» Task prompt
Don't copy the pictures; return every other part of the records exactly.

● ● ● ● ●

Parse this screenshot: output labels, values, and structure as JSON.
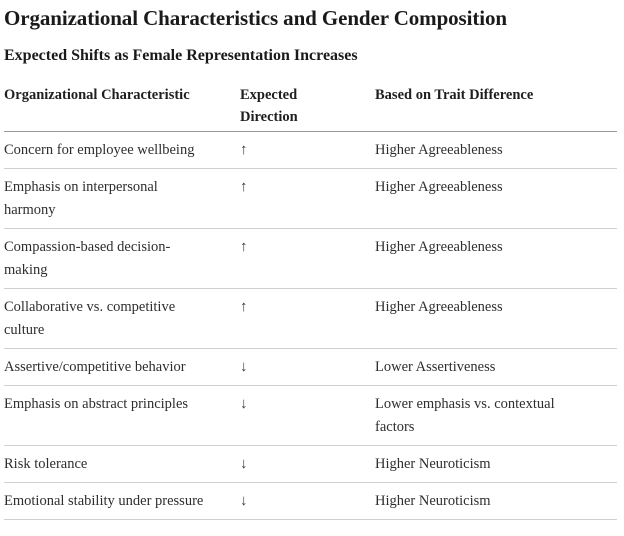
{
  "page": {
    "title": "Organizational Characteristics and Gender Composition",
    "subtitle": "Expected Shifts as Female Representation Increases"
  },
  "table": {
    "columns": [
      "Organizational Characteristic",
      "Expected Direction",
      "Based on Trait Difference"
    ],
    "rows": [
      {
        "characteristic": "Concern for employee wellbeing",
        "direction": "↑",
        "basis": "Higher Agreeableness"
      },
      {
        "characteristic": "Emphasis on interpersonal harmony",
        "direction": "↑",
        "basis": "Higher Agreeableness"
      },
      {
        "characteristic": "Compassion-based decision-making",
        "direction": "↑",
        "basis": "Higher Agreeableness"
      },
      {
        "characteristic": "Collaborative vs. competitive culture",
        "direction": "↑",
        "basis": "Higher Agreeableness"
      },
      {
        "characteristic": "Assertive/competitive behavior",
        "direction": "↓",
        "basis": "Lower Assertiveness"
      },
      {
        "characteristic": "Emphasis on abstract principles",
        "direction": "↓",
        "basis": "Lower emphasis vs. contextual factors"
      },
      {
        "characteristic": "Risk tolerance",
        "direction": "↓",
        "basis": "Higher Neuroticism"
      },
      {
        "characteristic": "Emotional stability under pressure",
        "direction": "↓",
        "basis": "Higher Neuroticism"
      }
    ]
  },
  "colors": {
    "title_text": "#1a1a1a",
    "body_text": "#2e2e2e",
    "header_rule": "#9b9b9b",
    "row_rule": "#d0d0d0",
    "background": "#ffffff"
  }
}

● ● ● ● ●

» The response
Parse this screenshot: output labels, values, and structure as JSON.
{
  "page": {
    "title": "Organizational Characteristics and Gender Composition",
    "subtitle": "Expected Shifts as Female Representation Increases"
  },
  "table": {
    "columns": [
      "Organizational Characteristic",
      "Expected Direction",
      "Based on Trait Difference"
    ],
    "rows": [
      {
        "characteristic": "Concern for employee wellbeing",
        "direction": "↑",
        "basis": "Higher Agreeableness"
      },
      {
        "characteristic": "Emphasis on interpersonal harmony",
        "direction": "↑",
        "basis": "Higher Agreeableness"
      },
      {
        "characteristic": "Compassion-based decision-making",
        "direction": "↑",
        "basis": "Higher Agreeableness"
      },
      {
        "characteristic": "Collaborative vs. competitive culture",
        "direction": "↑",
        "basis": "Higher Agreeableness"
      },
      {
        "characteristic": "Assertive/competitive behavior",
        "direction": "↓",
        "basis": "Lower Assertiveness"
      },
      {
        "characteristic": "Emphasis on abstract principles",
        "direction": "↓",
        "basis": "Lower emphasis vs. contextual factors"
      },
      {
        "characteristic": "Risk tolerance",
        "direction": "↓",
        "basis": "Higher Neuroticism"
      },
      {
        "characteristic": "Emotional stability under pressure",
        "direction": "↓",
        "basis": "Higher Neuroticism"
      }
    ]
  },
  "colors": {
    "title_text": "#1a1a1a",
    "body_text": "#2e2e2e",
    "header_rule": "#9b9b9b",
    "row_rule": "#d0d0d0",
    "background": "#ffffff"
  }
}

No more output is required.